Records from a data source

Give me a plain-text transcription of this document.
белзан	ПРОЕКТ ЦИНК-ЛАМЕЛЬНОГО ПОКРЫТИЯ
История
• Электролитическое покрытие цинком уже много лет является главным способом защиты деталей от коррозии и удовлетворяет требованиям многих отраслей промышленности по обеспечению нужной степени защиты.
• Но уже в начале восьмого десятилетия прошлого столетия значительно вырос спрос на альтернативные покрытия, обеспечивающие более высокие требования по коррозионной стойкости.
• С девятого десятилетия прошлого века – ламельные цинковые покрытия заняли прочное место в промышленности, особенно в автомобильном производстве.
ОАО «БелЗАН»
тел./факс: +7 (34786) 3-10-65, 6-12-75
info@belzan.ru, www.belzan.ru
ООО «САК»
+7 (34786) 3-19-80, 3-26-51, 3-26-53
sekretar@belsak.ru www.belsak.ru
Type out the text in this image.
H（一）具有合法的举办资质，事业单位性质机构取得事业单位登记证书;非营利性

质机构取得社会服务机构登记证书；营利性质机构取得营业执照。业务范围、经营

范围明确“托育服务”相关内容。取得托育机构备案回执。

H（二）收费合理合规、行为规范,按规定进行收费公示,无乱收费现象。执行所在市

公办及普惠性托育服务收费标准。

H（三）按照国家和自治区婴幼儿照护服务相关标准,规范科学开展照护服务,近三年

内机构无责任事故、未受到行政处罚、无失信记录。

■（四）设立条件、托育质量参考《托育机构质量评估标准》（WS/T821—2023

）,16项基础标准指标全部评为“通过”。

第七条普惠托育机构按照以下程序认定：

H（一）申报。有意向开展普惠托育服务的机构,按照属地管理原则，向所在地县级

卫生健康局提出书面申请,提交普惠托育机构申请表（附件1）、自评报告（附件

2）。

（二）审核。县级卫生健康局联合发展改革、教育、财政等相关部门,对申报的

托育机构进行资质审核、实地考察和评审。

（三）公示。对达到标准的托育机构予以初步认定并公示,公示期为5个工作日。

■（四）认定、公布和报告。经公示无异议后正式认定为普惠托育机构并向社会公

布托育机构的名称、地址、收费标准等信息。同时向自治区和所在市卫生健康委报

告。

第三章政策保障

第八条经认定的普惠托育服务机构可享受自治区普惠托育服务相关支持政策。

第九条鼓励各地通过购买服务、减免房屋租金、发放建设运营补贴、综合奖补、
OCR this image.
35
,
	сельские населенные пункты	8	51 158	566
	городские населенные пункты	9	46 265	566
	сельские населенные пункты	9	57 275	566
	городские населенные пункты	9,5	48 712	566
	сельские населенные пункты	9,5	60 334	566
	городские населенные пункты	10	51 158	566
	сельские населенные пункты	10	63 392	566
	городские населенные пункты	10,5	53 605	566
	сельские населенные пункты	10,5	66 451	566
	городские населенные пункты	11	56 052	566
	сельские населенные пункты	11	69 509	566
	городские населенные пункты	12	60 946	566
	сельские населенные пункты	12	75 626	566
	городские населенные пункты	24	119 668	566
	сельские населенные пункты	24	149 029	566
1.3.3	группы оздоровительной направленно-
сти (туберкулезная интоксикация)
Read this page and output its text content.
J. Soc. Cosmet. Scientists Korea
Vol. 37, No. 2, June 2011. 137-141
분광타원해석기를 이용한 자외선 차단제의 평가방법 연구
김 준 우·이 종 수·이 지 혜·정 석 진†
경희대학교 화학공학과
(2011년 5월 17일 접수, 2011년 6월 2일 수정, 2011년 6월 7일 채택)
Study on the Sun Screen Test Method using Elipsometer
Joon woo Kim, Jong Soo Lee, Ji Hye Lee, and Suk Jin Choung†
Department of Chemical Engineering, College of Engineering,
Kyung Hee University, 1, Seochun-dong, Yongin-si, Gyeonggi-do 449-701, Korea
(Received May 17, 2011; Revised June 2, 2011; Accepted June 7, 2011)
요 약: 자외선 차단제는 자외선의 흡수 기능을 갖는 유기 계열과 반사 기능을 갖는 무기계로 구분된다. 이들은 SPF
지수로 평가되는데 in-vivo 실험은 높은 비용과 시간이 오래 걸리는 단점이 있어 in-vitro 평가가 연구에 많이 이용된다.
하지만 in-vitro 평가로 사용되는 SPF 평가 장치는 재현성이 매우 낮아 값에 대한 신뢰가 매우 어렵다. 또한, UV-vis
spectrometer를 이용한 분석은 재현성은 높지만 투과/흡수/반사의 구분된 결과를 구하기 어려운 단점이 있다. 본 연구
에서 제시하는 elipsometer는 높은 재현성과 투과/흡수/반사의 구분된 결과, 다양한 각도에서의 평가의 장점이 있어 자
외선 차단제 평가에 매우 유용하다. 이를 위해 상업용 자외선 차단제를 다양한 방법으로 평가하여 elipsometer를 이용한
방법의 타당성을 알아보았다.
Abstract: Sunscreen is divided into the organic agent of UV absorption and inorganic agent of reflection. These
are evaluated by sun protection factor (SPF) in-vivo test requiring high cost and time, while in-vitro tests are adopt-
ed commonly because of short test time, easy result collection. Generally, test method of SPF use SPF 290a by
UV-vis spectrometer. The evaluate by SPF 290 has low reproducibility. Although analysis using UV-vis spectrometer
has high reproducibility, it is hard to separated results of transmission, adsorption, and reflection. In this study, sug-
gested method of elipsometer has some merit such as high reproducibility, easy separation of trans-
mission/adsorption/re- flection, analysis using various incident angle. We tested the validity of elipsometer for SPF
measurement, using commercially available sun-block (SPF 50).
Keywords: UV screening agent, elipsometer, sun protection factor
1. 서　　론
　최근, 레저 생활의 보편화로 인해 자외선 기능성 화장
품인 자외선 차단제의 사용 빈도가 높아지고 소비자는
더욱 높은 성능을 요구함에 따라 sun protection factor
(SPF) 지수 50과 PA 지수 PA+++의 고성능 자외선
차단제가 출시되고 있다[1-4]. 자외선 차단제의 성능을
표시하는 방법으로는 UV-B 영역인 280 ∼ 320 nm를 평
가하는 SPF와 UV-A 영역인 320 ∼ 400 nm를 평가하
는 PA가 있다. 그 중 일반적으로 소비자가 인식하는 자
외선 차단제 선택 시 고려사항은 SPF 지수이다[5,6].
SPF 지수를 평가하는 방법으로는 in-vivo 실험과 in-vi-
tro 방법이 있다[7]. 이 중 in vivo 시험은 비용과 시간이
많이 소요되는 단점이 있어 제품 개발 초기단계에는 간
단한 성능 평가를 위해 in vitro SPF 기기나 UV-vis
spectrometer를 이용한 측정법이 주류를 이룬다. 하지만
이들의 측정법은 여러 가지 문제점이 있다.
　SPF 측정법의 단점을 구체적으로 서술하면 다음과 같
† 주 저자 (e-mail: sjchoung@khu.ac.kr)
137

INSTRUCTION:
Find every line in the records above that contains the word "this", and copy each one.

RESULT:
Give me a plain-text transcription of this document.
Type out the text in this image.
OCR this image.
Read this page and output its text content.
has high reproducibility, it is hard to separated results of transmission, adsorption, and reflection. In this study, sug-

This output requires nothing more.